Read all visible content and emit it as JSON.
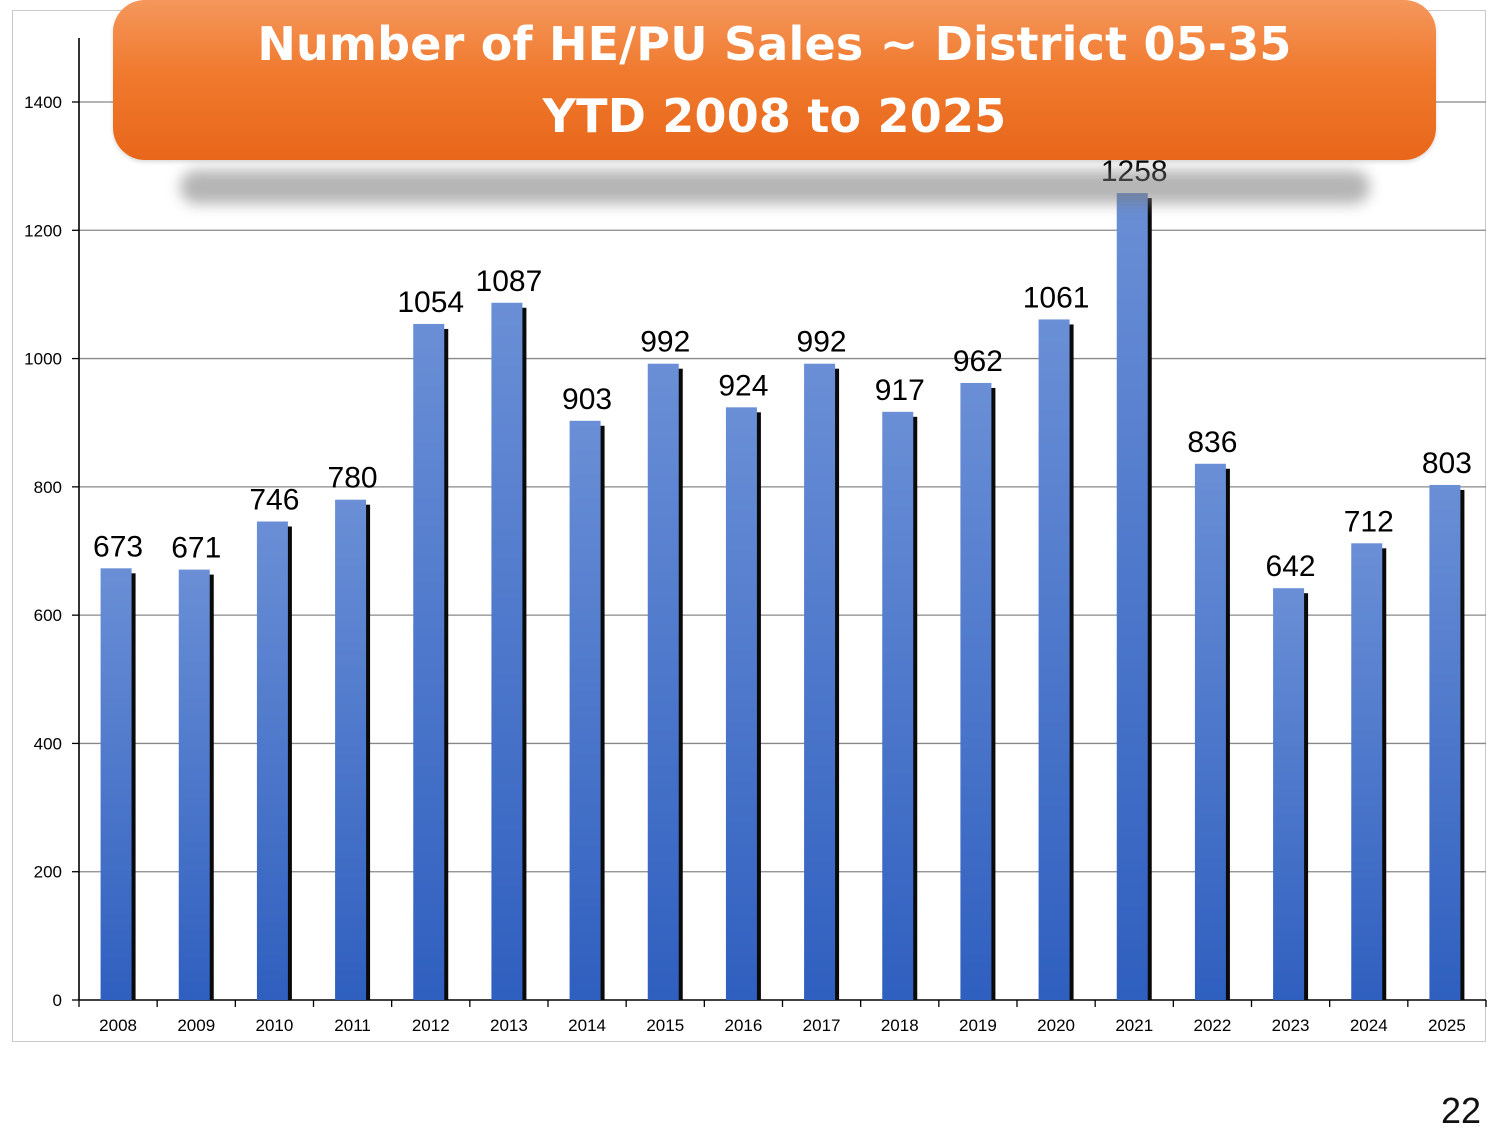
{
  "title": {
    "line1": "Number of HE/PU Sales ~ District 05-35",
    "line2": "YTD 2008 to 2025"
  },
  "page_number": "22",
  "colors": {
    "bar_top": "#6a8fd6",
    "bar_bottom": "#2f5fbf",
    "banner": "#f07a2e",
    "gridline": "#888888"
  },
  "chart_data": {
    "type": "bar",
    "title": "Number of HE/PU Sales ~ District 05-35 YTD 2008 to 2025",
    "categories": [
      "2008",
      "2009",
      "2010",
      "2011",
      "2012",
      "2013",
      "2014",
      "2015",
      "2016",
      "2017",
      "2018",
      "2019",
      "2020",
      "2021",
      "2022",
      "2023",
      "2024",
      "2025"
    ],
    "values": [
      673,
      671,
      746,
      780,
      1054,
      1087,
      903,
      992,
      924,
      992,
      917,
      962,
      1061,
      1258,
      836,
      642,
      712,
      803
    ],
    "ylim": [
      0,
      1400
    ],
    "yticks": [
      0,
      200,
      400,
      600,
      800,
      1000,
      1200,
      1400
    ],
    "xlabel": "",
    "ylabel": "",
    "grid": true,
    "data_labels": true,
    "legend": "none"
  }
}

---

Excluding the pictures, reproduce every entry exactly as given.

Read all visible content and emit it as JSON.
{
  "title": {
    "line1": "Number of HE/PU Sales ~ District 05-35",
    "line2": "YTD 2008 to 2025"
  },
  "page_number": "22",
  "colors": {
    "bar_top": "#6a8fd6",
    "bar_bottom": "#2f5fbf",
    "banner": "#f07a2e",
    "gridline": "#888888"
  },
  "chart_data": {
    "type": "bar",
    "title": "Number of HE/PU Sales ~ District 05-35 YTD 2008 to 2025",
    "categories": [
      "2008",
      "2009",
      "2010",
      "2011",
      "2012",
      "2013",
      "2014",
      "2015",
      "2016",
      "2017",
      "2018",
      "2019",
      "2020",
      "2021",
      "2022",
      "2023",
      "2024",
      "2025"
    ],
    "values": [
      673,
      671,
      746,
      780,
      1054,
      1087,
      903,
      992,
      924,
      992,
      917,
      962,
      1061,
      1258,
      836,
      642,
      712,
      803
    ],
    "ylim": [
      0,
      1400
    ],
    "yticks": [
      0,
      200,
      400,
      600,
      800,
      1000,
      1200,
      1400
    ],
    "xlabel": "",
    "ylabel": "",
    "grid": true,
    "data_labels": true,
    "legend": "none"
  }
}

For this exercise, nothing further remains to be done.